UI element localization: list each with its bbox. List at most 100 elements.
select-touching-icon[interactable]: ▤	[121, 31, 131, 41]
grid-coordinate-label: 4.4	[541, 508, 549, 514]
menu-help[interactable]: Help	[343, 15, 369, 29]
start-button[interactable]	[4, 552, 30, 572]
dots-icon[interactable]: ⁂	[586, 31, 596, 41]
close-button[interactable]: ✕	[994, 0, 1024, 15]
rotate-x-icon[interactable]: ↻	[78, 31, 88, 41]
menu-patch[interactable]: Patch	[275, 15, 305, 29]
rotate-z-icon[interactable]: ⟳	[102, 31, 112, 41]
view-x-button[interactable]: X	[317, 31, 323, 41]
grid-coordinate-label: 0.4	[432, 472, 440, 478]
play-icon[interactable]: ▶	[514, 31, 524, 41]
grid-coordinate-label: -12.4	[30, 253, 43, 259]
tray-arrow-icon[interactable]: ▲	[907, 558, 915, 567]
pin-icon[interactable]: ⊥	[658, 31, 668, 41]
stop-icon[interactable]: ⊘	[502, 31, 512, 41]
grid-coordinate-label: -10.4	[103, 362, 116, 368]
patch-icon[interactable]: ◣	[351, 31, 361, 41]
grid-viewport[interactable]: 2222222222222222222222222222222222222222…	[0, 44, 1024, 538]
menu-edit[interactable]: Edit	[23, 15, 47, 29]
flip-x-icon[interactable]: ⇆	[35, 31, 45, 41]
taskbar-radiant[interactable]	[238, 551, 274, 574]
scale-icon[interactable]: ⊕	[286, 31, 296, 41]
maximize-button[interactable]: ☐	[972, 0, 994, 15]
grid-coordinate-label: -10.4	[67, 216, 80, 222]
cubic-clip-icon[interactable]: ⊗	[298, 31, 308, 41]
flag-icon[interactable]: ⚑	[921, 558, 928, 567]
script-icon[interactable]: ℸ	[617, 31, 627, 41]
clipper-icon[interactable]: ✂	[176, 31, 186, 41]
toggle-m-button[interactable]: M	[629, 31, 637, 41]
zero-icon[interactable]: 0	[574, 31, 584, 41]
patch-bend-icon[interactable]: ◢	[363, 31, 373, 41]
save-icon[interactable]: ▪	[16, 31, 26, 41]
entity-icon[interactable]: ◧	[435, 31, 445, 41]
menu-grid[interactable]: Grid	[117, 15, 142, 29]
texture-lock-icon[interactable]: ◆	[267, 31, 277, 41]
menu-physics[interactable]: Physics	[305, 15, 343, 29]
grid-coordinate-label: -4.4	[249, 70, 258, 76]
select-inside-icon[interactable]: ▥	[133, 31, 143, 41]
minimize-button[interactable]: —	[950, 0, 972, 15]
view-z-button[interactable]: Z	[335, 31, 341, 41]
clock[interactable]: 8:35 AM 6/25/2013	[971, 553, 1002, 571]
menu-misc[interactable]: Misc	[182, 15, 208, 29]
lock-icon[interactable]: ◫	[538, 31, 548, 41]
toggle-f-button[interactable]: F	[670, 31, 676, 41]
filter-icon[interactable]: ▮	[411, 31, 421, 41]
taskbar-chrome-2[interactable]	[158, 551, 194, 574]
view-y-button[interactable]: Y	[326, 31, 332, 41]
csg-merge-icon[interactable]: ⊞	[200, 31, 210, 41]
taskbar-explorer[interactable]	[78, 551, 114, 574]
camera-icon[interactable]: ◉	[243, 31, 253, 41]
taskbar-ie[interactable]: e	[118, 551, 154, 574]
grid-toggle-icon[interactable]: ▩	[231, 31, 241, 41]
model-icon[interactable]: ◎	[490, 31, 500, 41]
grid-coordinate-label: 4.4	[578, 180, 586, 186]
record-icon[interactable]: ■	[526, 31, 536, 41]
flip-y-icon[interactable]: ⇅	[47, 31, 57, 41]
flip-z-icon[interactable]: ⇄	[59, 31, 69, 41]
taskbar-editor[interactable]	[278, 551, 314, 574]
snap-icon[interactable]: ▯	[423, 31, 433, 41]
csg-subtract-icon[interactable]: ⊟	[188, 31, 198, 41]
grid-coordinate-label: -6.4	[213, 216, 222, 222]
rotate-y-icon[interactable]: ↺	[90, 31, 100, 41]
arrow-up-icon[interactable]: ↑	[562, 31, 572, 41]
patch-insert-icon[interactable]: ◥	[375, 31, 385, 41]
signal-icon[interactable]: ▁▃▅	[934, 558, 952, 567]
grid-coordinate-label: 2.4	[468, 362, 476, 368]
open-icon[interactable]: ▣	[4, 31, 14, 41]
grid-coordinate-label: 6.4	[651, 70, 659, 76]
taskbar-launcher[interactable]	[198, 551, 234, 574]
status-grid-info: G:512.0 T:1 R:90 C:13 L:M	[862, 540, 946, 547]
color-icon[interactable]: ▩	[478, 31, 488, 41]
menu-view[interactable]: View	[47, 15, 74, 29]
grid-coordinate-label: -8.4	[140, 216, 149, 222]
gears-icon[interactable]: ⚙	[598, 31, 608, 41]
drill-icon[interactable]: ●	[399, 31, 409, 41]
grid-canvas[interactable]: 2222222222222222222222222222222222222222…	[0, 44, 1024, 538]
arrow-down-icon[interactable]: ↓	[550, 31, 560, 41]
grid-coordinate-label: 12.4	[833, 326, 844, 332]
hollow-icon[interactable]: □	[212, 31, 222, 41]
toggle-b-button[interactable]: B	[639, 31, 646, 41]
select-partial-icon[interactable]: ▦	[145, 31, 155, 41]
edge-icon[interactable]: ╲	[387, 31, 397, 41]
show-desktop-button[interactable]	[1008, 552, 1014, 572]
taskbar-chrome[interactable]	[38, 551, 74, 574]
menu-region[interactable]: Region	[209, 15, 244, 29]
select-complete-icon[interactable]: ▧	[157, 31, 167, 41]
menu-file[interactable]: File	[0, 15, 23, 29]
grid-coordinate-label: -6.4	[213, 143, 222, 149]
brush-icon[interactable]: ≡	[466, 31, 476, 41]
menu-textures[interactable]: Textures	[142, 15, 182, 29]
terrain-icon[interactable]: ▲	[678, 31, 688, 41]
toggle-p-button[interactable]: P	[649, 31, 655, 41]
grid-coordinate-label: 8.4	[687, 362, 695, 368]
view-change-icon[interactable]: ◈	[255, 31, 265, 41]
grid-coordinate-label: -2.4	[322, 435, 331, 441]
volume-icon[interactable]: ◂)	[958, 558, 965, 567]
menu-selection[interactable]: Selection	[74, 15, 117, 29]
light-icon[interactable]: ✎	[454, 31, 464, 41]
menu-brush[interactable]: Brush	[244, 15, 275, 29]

§ WHAT IS NEEDED
Print every line of the listing above, from first to last, without changing anything.

§ THE OUTPUT
UI element localization: list each with its bbox. List at most 100 elements.
select-touching-icon[interactable]: ▤	[121, 31, 131, 41]
grid-coordinate-label: 4.4	[541, 508, 549, 514]
menu-help[interactable]: Help	[343, 15, 369, 29]
start-button[interactable]	[4, 552, 30, 572]
dots-icon[interactable]: ⁂	[586, 31, 596, 41]
close-button[interactable]: ✕	[994, 0, 1024, 15]
rotate-x-icon[interactable]: ↻	[78, 31, 88, 41]
menu-patch[interactable]: Patch	[275, 15, 305, 29]
rotate-z-icon[interactable]: ⟳	[102, 31, 112, 41]
view-x-button[interactable]: X	[317, 31, 323, 41]
grid-coordinate-label: 0.4	[432, 472, 440, 478]
play-icon[interactable]: ▶	[514, 31, 524, 41]
grid-coordinate-label: -12.4	[30, 253, 43, 259]
tray-arrow-icon[interactable]: ▲	[907, 558, 915, 567]
pin-icon[interactable]: ⊥	[658, 31, 668, 41]
stop-icon[interactable]: ⊘	[502, 31, 512, 41]
grid-coordinate-label: -10.4	[103, 362, 116, 368]
patch-icon[interactable]: ◣	[351, 31, 361, 41]
grid-viewport[interactable]: 2222222222222222222222222222222222222222…	[0, 44, 1024, 538]
menu-edit[interactable]: Edit	[23, 15, 47, 29]
flip-x-icon[interactable]: ⇆	[35, 31, 45, 41]
taskbar-radiant[interactable]	[238, 551, 274, 574]
scale-icon[interactable]: ⊕	[286, 31, 296, 41]
maximize-button[interactable]: ☐	[972, 0, 994, 15]
grid-coordinate-label: -10.4	[67, 216, 80, 222]
cubic-clip-icon[interactable]: ⊗	[298, 31, 308, 41]
flag-icon[interactable]: ⚑	[921, 558, 928, 567]
script-icon[interactable]: ℸ	[617, 31, 627, 41]
clipper-icon[interactable]: ✂	[176, 31, 186, 41]
toggle-m-button[interactable]: M	[629, 31, 637, 41]
zero-icon[interactable]: 0	[574, 31, 584, 41]
patch-bend-icon[interactable]: ◢	[363, 31, 373, 41]
save-icon[interactable]: ▪	[16, 31, 26, 41]
entity-icon[interactable]: ◧	[435, 31, 445, 41]
menu-grid[interactable]: Grid	[117, 15, 142, 29]
texture-lock-icon[interactable]: ◆	[267, 31, 277, 41]
menu-physics[interactable]: Physics	[305, 15, 343, 29]
grid-coordinate-label: -4.4	[249, 70, 258, 76]
select-inside-icon[interactable]: ▥	[133, 31, 143, 41]
minimize-button[interactable]: —	[950, 0, 972, 15]
view-z-button[interactable]: Z	[335, 31, 341, 41]
clock[interactable]: 8:35 AM 6/25/2013	[971, 553, 1002, 571]
menu-misc[interactable]: Misc	[182, 15, 208, 29]
lock-icon[interactable]: ◫	[538, 31, 548, 41]
toggle-f-button[interactable]: F	[670, 31, 676, 41]
filter-icon[interactable]: ▮	[411, 31, 421, 41]
taskbar-chrome-2[interactable]	[158, 551, 194, 574]
view-y-button[interactable]: Y	[326, 31, 332, 41]
csg-merge-icon[interactable]: ⊞	[200, 31, 210, 41]
taskbar-explorer[interactable]	[78, 551, 114, 574]
camera-icon[interactable]: ◉	[243, 31, 253, 41]
taskbar-ie[interactable]: e	[118, 551, 154, 574]
grid-toggle-icon[interactable]: ▩	[231, 31, 241, 41]
model-icon[interactable]: ◎	[490, 31, 500, 41]
grid-coordinate-label: 4.4	[578, 180, 586, 186]
record-icon[interactable]: ■	[526, 31, 536, 41]
flip-y-icon[interactable]: ⇅	[47, 31, 57, 41]
flip-z-icon[interactable]: ⇄	[59, 31, 69, 41]
taskbar-editor[interactable]	[278, 551, 314, 574]
snap-icon[interactable]: ▯	[423, 31, 433, 41]
csg-subtract-icon[interactable]: ⊟	[188, 31, 198, 41]
grid-coordinate-label: -6.4	[213, 216, 222, 222]
rotate-y-icon[interactable]: ↺	[90, 31, 100, 41]
arrow-up-icon[interactable]: ↑	[562, 31, 572, 41]
patch-insert-icon[interactable]: ◥	[375, 31, 385, 41]
signal-icon[interactable]: ▁▃▅	[934, 558, 952, 567]
grid-coordinate-label: 2.4	[468, 362, 476, 368]
open-icon[interactable]: ▣	[4, 31, 14, 41]
grid-coordinate-label: 6.4	[651, 70, 659, 76]
taskbar-launcher[interactable]	[198, 551, 234, 574]
status-grid-info: G:512.0 T:1 R:90 C:13 L:M	[862, 540, 946, 547]
color-icon[interactable]: ▩	[478, 31, 488, 41]
menu-view[interactable]: View	[47, 15, 74, 29]
grid-coordinate-label: -8.4	[140, 216, 149, 222]
gears-icon[interactable]: ⚙	[598, 31, 608, 41]
drill-icon[interactable]: ●	[399, 31, 409, 41]
grid-canvas[interactable]: 2222222222222222222222222222222222222222…	[0, 44, 1024, 538]
arrow-down-icon[interactable]: ↓	[550, 31, 560, 41]
grid-coordinate-label: 12.4	[833, 326, 844, 332]
hollow-icon[interactable]: □	[212, 31, 222, 41]
toggle-b-button[interactable]: B	[639, 31, 646, 41]
select-partial-icon[interactable]: ▦	[145, 31, 155, 41]
edge-icon[interactable]: ╲	[387, 31, 397, 41]
show-desktop-button[interactable]	[1008, 552, 1014, 572]
taskbar-chrome[interactable]	[38, 551, 74, 574]
menu-region[interactable]: Region	[209, 15, 244, 29]
select-complete-icon[interactable]: ▧	[157, 31, 167, 41]
menu-file[interactable]: File	[0, 15, 23, 29]
grid-coordinate-label: -6.4	[213, 143, 222, 149]
brush-icon[interactable]: ≡	[466, 31, 476, 41]
menu-textures[interactable]: Textures	[142, 15, 182, 29]
terrain-icon[interactable]: ▲	[678, 31, 688, 41]
toggle-p-button[interactable]: P	[649, 31, 655, 41]
grid-coordinate-label: 8.4	[687, 362, 695, 368]
view-change-icon[interactable]: ◈	[255, 31, 265, 41]
grid-coordinate-label: -2.4	[322, 435, 331, 441]
volume-icon[interactable]: ◂)	[958, 558, 965, 567]
menu-selection[interactable]: Selection	[74, 15, 117, 29]
light-icon[interactable]: ✎	[454, 31, 464, 41]
menu-brush[interactable]: Brush	[244, 15, 275, 29]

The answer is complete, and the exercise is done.